Element and box listings:
==*==
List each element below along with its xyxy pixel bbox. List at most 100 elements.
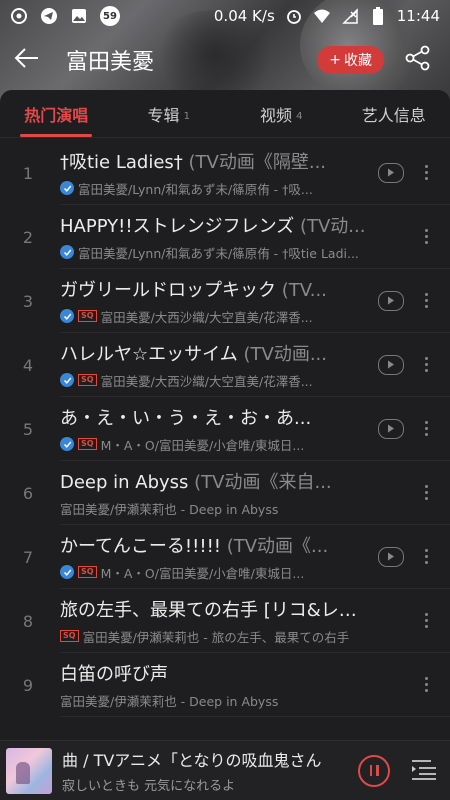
song-subtitle: (TV动画《来自...	[188, 471, 332, 493]
song-rank: 2	[22, 227, 34, 247]
more-options-button[interactable]	[416, 542, 436, 572]
more-options-button[interactable]	[416, 222, 436, 252]
mini-player[interactable]: 曲 / TVアニメ「となりの吸血鬼さん 寂しいときも 元気になれるよ	[0, 740, 450, 800]
share-icon	[405, 45, 431, 75]
song-row[interactable]: 5 あ・え・い・う・え・お・あ... SQ M・A・O/富田美憂/小倉唯/東城日…	[0, 397, 450, 461]
song-artists: M・A・O/富田美憂/小倉唯/東城日...	[100, 565, 305, 581]
tab-albums[interactable]: 专辑 1	[113, 90, 226, 137]
album-cover[interactable]	[6, 747, 52, 794]
song-title: HAPPY!!ストレンジフレンズ	[60, 215, 295, 237]
mv-button[interactable]	[378, 290, 404, 311]
content-panel: 热门演唱 专辑 1 视频 4 艺人信息 1 †吸tie Ladies† (TV动…	[0, 90, 450, 740]
verified-icon	[60, 437, 74, 451]
song-title: ハレルヤ☆エッサイム	[60, 343, 238, 365]
song-artists: 富田美憂/Lynn/和氣あず未/篠原侑 - †吸tie Ladi...	[78, 245, 359, 261]
song-title-line: ハレルヤ☆エッサイム (TV动画...	[60, 340, 370, 366]
header-bar: 富田美憂 + 收藏	[0, 34, 450, 86]
song-row[interactable]: 2 HAPPY!!ストレンジフレンズ (TV动... 富田美憂/Lynn/和氣あ…	[0, 205, 450, 269]
more-options-button[interactable]	[416, 606, 436, 636]
song-meta: 富田美憂/伊瀬茉莉也 - Deep in Abyss	[60, 691, 370, 710]
more-options-button[interactable]	[416, 350, 436, 380]
song-title: 白笛の呼び声	[60, 663, 168, 685]
netease-notification-icon	[10, 7, 28, 25]
mv-button[interactable]	[378, 418, 404, 439]
more-options-button[interactable]	[416, 670, 436, 700]
song-row[interactable]: 4 ハレルヤ☆エッサイム (TV动画... SQ 富田美憂/大西沙織/大空直美/…	[0, 333, 450, 397]
song-meta: SQ 富田美憂/大西沙織/大空直美/花澤香...	[60, 307, 370, 326]
song-title-line: HAPPY!!ストレンジフレンズ (TV动...	[60, 212, 370, 238]
song-title: ガヴリールドロップキック	[60, 279, 276, 301]
song-rank: 5	[22, 419, 34, 439]
song-title: †吸tie Ladies†	[60, 151, 183, 173]
song-meta: 富田美憂/Lynn/和氣あず未/篠原侑 - †吸tie Ladi...	[60, 243, 370, 262]
tab-count: 4	[296, 111, 303, 122]
more-options-button[interactable]	[416, 158, 436, 188]
song-title-line: かーてんこーる!!!!! (TV动画《...	[60, 532, 370, 558]
now-playing-title: 曲 / TVアニメ「となりの吸血鬼さん	[62, 751, 322, 770]
song-rank: 8	[22, 611, 34, 631]
song-subtitle: (TV动画...	[237, 343, 328, 365]
playlist-icon	[411, 758, 437, 784]
tab-label: 热门演唱	[24, 105, 89, 125]
song-row[interactable]: 1 †吸tie Ladies† (TV动画《隔壁... 富田美憂/Lynn/和氣…	[0, 141, 450, 205]
sq-quality-icon: SQ	[78, 438, 97, 450]
song-rank: 9	[22, 675, 34, 695]
tab-hot-songs[interactable]: 热门演唱	[0, 90, 113, 137]
favorite-label: 收藏	[344, 53, 372, 69]
song-meta: SQ M・A・O/富田美憂/小倉唯/東城日...	[60, 435, 370, 454]
song-subtitle: (TV动画《隔壁...	[182, 151, 327, 173]
artist-name: 富田美憂	[66, 50, 155, 75]
song-row[interactable]: 3 ガヴリールドロップキック (TV... SQ 富田美憂/大西沙織/大空直美/…	[0, 269, 450, 333]
song-row[interactable]: 6 Deep in Abyss (TV动画《来自... 富田美憂/伊瀬茉莉也 -…	[0, 461, 450, 525]
song-artists: 富田美憂/大西沙織/大空直美/花澤香...	[100, 309, 313, 325]
alarm-icon	[285, 7, 303, 25]
song-meta: SQ 富田美憂/伊瀬茉莉也 - 旅の左手、最果ての右手	[60, 627, 370, 646]
song-row[interactable]: 7 かーてんこーる!!!!! (TV动画《... SQ M・A・O/富田美憂/小…	[0, 525, 450, 589]
tab-label: 专辑	[147, 105, 180, 125]
song-title-line: 白笛の呼び声	[60, 660, 370, 686]
song-artists: 富田美憂/大西沙織/大空直美/花澤香...	[100, 373, 313, 389]
song-rank: 4	[22, 355, 34, 375]
more-options-button[interactable]	[416, 286, 436, 316]
song-meta: 富田美憂/伊瀬茉莉也 - Deep in Abyss	[60, 499, 370, 518]
tab-count: 1	[183, 111, 190, 122]
status-bar: 59 0.04 K/s 11:44	[0, 0, 450, 32]
song-artists: 富田美憂/伊瀬茉莉也 - 旅の左手、最果ての右手	[82, 629, 350, 645]
playlist-button[interactable]	[410, 757, 438, 785]
back-button[interactable]	[14, 40, 54, 80]
mv-button[interactable]	[378, 162, 404, 183]
song-row[interactable]: 8 旅の左手、最果ての右手 [リコ&レグ... SQ 富田美憂/伊瀬茉莉也 - …	[0, 589, 450, 653]
pause-icon-bar	[369, 765, 372, 776]
clock: 11:44	[396, 7, 440, 25]
more-options-button[interactable]	[416, 478, 436, 508]
song-rank: 6	[22, 483, 34, 503]
pause-button[interactable]	[358, 754, 390, 787]
song-rank: 1	[22, 163, 34, 183]
tab-artist-info[interactable]: 艺人信息	[338, 90, 450, 137]
song-artists: 富田美憂/伊瀬茉莉也 - Deep in Abyss	[60, 693, 279, 709]
sq-quality-icon: SQ	[78, 310, 97, 322]
song-rank: 7	[22, 547, 34, 567]
song-row[interactable]: 9 白笛の呼び声 富田美憂/伊瀬茉莉也 - Deep in Abyss	[0, 653, 450, 717]
tab-bar: 热门演唱 专辑 1 视频 4 艺人信息	[0, 90, 450, 138]
play-icon	[388, 168, 394, 177]
mv-button[interactable]	[378, 354, 404, 375]
song-artists: 富田美憂/Lynn/和氣あず未/篠原侑 - †吸...	[78, 181, 313, 197]
mv-button[interactable]	[378, 546, 404, 567]
share-button[interactable]	[400, 42, 436, 78]
play-icon	[388, 296, 394, 305]
song-title-line: †吸tie Ladies† (TV动画《隔壁...	[60, 148, 370, 174]
play-icon	[388, 424, 394, 433]
favorite-button[interactable]: + 收藏	[317, 46, 384, 74]
verified-icon	[60, 565, 74, 579]
play-icon	[388, 552, 394, 561]
verified-icon	[60, 245, 74, 259]
tab-videos[interactable]: 视频 4	[225, 90, 338, 137]
battery-icon	[369, 7, 387, 25]
song-title-line: 旅の左手、最果ての右手 [リコ&レグ...	[60, 596, 370, 622]
wifi-icon	[313, 7, 331, 25]
sq-quality-icon: SQ	[78, 566, 97, 578]
more-options-button[interactable]	[416, 414, 436, 444]
plus-icon: +	[329, 52, 341, 68]
song-title: あ・え・い・う・え・お・あ...	[60, 407, 312, 429]
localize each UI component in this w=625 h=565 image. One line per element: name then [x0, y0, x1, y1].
==*==
Please pick out every line above that contains the word "HAPPY", and copy each one. Case counts.

Final answer:
song-title: HAPPY!!ストレンジフレンズ	[60, 215, 295, 237]
song-row[interactable]: 2 HAPPY!!ストレンジフレンズ (TV动... 富田美憂/Lynn/和氣あ…	[0, 205, 450, 269]
song-title-line: HAPPY!!ストレンジフレンズ (TV动...	[60, 212, 370, 238]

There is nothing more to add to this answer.